_Task prompt_: Set down, in full, every record in the block.

_Material provided_:

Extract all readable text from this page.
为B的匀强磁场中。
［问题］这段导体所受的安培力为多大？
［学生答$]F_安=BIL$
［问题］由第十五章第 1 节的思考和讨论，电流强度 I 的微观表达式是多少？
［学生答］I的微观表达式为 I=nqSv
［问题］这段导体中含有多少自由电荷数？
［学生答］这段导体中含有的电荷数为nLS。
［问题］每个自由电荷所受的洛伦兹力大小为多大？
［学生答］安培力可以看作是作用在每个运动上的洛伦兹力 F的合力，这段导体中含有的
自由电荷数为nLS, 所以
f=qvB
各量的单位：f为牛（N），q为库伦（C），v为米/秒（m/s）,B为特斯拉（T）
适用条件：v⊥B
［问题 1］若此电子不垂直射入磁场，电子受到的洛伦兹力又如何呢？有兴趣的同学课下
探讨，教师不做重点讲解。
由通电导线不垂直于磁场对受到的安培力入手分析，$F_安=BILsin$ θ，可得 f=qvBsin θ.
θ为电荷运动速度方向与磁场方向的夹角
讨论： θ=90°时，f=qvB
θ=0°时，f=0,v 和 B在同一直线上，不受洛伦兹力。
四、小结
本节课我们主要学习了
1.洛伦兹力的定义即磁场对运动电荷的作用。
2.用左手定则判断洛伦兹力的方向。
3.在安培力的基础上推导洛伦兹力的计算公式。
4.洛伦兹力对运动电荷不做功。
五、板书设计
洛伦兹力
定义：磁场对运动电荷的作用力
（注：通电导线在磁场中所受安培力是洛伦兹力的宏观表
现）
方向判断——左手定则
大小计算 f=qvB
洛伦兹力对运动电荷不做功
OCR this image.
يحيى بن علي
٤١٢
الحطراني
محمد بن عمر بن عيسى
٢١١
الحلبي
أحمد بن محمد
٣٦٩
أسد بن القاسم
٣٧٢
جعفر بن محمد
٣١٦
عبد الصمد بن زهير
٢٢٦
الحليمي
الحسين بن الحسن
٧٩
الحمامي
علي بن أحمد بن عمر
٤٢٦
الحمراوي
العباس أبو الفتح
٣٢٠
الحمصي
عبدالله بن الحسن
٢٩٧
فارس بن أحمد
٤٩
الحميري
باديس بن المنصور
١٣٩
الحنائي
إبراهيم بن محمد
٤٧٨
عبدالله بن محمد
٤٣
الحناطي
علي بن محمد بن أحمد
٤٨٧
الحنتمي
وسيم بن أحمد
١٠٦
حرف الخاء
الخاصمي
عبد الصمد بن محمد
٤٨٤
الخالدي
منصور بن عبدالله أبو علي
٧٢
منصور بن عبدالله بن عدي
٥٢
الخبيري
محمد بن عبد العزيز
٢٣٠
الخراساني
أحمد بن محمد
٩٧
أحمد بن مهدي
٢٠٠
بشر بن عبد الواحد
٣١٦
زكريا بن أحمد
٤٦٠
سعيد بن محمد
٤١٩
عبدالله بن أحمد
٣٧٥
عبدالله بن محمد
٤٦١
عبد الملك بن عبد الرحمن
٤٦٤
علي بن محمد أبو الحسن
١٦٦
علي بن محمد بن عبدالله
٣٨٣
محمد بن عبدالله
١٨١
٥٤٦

_Complete answer_:
Extract all readable text from this page.
为B的匀强磁场中。
［问题］这段导体所受的安培力为多大？
［学生答$]F_安=BIL$
［问题］由第十五章第 1 节的思考和讨论，电流强度 I 的微观表达式是多少？
［学生答］I的微观表达式为 I=nqSv
［问题］这段导体中含有多少自由电荷数？
［学生答］这段导体中含有的电荷数为nLS。
［问题］每个自由电荷所受的洛伦兹力大小为多大？
［学生答］安培力可以看作是作用在每个运动上的洛伦兹力 F的合力，这段导体中含有的
自由电荷数为nLS, 所以
f=qvB
各量的单位：f为牛（N），q为库伦（C），v为米/秒（m/s）,B为特斯拉（T）
适用条件：v⊥B
［问题 1］若此电子不垂直射入磁场，电子受到的洛伦兹力又如何呢？有兴趣的同学课下
探讨，教师不做重点讲解。
由通电导线不垂直于磁场对受到的安培力入手分析，$F_安=BILsin$ θ，可得 f=qvBsin θ.
θ为电荷运动速度方向与磁场方向的夹角
讨论： θ=90°时，f=qvB
θ=0°时，f=0,v 和 B在同一直线上，不受洛伦兹力。
四、小结
本节课我们主要学习了
1.洛伦兹力的定义即磁场对运动电荷的作用。
2.用左手定则判断洛伦兹力的方向。
3.在安培力的基础上推导洛伦兹力的计算公式。
4.洛伦兹力对运动电荷不做功。
五、板书设计
洛伦兹力
定义：磁场对运动电荷的作用力
（注：通电导线在磁场中所受安培力是洛伦兹力的宏观表
现）
方向判断——左手定则
大小计算 f=qvB
洛伦兹力对运动电荷不做功
OCR this image.
يحيى بن علي
٤١٢
الحطراني
محمد بن عمر بن عيسى
٢١١
الحلبي
أحمد بن محمد
٣٦٩
أسد بن القاسم
٣٧٢
جعفر بن محمد
٣١٦
عبد الصمد بن زهير
٢٢٦
الحليمي
الحسين بن الحسن
٧٩
الحمامي
علي بن أحمد بن عمر
٤٢٦
الحمراوي
العباس أبو الفتح
٣٢٠
الحمصي
عبدالله بن الحسن
٢٩٧
فارس بن أحمد
٤٩
الحميري
باديس بن المنصور
١٣٩
الحنائي
إبراهيم بن محمد
٤٧٨
عبدالله بن محمد
٤٣
الحناطي
علي بن محمد بن أحمد
٤٨٧
الحنتمي
وسيم بن أحمد
١٠٦
حرف الخاء
الخاصمي
عبد الصمد بن محمد
٤٨٤
الخالدي
منصور بن عبدالله أبو علي
٧٢
منصور بن عبدالله بن عدي
٥٢
الخبيري
محمد بن عبد العزيز
٢٣٠
الخراساني
أحمد بن محمد
٩٧
أحمد بن مهدي
٢٠٠
بشر بن عبد الواحد
٣١٦
زكريا بن أحمد
٤٦٠
سعيد بن محمد
٤١٩
عبدالله بن أحمد
٣٧٥
عبدالله بن محمد
٤٦١
عبد الملك بن عبد الرحمن
٤٦٤
علي بن محمد أبو الحسن
١٦٦
علي بن محمد بن عبدالله
٣٨٣
محمد بن عبدالله
١٨١
٥٤٦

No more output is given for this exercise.